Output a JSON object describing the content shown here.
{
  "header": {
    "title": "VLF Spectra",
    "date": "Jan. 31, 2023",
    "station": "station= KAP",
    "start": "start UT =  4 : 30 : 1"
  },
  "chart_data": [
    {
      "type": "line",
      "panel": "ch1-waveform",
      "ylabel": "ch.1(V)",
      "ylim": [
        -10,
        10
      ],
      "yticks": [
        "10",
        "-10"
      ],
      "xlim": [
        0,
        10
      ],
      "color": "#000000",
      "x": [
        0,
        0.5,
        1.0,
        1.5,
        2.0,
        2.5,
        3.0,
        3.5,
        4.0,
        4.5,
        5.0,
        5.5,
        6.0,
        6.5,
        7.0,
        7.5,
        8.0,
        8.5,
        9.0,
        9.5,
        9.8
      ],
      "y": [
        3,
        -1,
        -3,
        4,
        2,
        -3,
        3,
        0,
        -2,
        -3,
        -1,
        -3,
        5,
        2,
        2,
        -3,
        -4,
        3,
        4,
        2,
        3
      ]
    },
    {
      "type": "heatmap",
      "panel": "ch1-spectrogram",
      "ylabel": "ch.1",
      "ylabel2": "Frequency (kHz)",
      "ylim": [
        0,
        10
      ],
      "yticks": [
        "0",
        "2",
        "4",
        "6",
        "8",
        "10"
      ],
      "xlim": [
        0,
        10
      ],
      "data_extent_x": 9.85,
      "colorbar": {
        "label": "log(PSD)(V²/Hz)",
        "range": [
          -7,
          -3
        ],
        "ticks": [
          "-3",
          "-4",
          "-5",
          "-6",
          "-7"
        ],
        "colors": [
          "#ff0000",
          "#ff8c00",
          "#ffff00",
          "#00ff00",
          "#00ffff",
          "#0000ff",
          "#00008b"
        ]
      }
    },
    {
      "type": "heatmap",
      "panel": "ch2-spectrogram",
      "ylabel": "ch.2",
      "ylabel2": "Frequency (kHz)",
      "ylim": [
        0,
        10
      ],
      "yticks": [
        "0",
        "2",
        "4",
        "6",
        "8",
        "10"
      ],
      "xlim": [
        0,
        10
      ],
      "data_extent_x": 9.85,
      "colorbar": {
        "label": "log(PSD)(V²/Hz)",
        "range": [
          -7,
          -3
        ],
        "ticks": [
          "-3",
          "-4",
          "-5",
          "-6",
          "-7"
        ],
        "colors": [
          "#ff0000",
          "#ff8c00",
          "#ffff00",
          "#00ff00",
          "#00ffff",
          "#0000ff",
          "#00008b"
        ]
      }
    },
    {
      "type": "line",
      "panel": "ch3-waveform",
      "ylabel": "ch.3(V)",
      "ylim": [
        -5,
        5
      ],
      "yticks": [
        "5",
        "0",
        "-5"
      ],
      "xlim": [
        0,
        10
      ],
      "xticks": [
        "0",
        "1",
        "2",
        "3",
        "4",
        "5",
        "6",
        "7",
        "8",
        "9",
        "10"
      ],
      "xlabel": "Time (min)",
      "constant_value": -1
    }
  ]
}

[Task statement]
Copy out each line of the listing that holds "waveform".

[Written answer]
      "panel": "ch1-waveform",
      "panel": "ch3-waveform",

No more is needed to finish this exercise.